### [THE TASKS]
1. Transcribe the stretch of the Surrey City Council passage from "Meeting place" through "Saturday of October.".
2. Turn the paragraph of the Surrey City Council passage that begins "Surrey City Council is the governing body" into a short bulleted list that keeps its main facts.

Type
- Type: City Council

Leadership
- Mayor: Brenda Locke, Surrey Connect

Structure
- Seats: 8 Councillors, 1 mayor
- Political groups: Surrey Connect (5) Safe Surrey Coalition (2) Surrey First (2)

Elections
- Last election: 15 October 2022
- Next election: 17 October 2026

Meeting place
- Surrey City Hall Surrey, British Columbia

Website
- Official Website

= Surrey City Council =

Surrey City Council is the governing body of the City of Surrey, British Columbia, Canada. The council consists of the mayor and eight elected city councilors representing the city as a whole. Municipal elections also select six school trustees. Municipal elections are held every four years across the Province on the third Saturday of October.

Region and label listings:
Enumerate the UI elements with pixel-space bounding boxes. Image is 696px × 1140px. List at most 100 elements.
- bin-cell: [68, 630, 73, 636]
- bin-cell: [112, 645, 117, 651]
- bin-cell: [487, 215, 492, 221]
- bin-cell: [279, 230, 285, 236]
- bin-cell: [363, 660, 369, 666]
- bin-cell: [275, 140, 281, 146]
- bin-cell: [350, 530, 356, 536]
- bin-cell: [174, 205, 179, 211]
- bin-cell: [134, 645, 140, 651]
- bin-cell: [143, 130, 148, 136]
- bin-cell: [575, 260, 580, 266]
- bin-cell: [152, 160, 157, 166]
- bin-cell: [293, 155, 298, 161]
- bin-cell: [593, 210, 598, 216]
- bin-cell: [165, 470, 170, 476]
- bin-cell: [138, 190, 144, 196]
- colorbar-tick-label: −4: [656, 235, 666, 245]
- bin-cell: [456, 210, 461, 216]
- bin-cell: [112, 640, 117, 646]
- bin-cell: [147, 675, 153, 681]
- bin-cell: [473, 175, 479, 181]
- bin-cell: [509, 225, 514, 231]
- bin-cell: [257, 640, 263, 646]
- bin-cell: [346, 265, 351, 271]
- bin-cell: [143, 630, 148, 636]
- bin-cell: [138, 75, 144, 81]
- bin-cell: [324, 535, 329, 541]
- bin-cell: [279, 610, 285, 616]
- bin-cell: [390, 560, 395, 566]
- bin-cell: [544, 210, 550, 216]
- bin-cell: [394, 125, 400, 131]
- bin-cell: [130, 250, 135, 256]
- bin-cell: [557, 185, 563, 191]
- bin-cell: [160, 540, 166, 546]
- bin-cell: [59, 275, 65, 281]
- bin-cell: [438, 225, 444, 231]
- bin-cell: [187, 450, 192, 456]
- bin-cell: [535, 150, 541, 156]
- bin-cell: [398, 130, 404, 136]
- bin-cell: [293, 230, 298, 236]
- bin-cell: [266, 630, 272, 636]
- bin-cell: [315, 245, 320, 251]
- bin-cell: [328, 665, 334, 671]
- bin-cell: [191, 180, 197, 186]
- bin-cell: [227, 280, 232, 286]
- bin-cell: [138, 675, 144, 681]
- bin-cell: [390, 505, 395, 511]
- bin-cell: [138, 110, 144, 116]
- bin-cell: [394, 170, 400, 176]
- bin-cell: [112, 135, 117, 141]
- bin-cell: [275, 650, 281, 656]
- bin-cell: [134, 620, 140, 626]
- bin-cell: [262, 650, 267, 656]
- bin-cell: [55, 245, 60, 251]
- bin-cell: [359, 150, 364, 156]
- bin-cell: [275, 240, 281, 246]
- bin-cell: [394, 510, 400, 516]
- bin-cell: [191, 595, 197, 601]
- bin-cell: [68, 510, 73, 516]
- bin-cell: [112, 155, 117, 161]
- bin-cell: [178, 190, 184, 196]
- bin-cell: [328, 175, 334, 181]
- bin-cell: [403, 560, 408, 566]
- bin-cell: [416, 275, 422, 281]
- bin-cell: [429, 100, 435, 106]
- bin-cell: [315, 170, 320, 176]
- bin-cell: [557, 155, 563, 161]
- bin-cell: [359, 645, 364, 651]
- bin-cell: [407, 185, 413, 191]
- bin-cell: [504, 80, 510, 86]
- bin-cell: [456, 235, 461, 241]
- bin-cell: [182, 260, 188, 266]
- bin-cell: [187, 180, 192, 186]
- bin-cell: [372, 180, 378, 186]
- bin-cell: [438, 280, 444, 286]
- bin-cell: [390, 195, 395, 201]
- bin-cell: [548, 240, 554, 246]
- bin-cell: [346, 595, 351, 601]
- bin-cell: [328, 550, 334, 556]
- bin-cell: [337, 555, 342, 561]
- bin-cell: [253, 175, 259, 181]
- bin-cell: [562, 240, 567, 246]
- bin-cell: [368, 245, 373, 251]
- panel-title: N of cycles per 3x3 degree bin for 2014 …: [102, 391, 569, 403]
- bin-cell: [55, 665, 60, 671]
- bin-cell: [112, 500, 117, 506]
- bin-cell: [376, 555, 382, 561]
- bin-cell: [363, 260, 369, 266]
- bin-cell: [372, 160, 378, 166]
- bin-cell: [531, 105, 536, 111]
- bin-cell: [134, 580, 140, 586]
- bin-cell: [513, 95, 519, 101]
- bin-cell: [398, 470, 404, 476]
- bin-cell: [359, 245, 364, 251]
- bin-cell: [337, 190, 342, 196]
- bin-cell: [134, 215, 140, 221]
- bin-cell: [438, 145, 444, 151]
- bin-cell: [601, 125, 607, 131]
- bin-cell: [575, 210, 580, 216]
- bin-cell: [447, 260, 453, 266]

### [EXPECTED RESPONSES]
1.
Meeting place
- Surrey City Hall Surrey, British Columbia

Website
- Official Website

= Surrey City Council =

Surrey City Council is the governing body of the City of Surrey, British Columbia, Canada. The council consists of the mayor and eight elected city councilors representing the city as a whole. Municipal elections also select six school trustees. Municipal elections are held every four years across the Province on the third Saturday of October.

2.
- Governing body of the City of Surrey, British Columbia, Canada
- Made up of the mayor and eight councilors elected to represent the whole city
- Municipal elections also select six school trustees
- Elections take place across the province every four years, on the third Saturday of October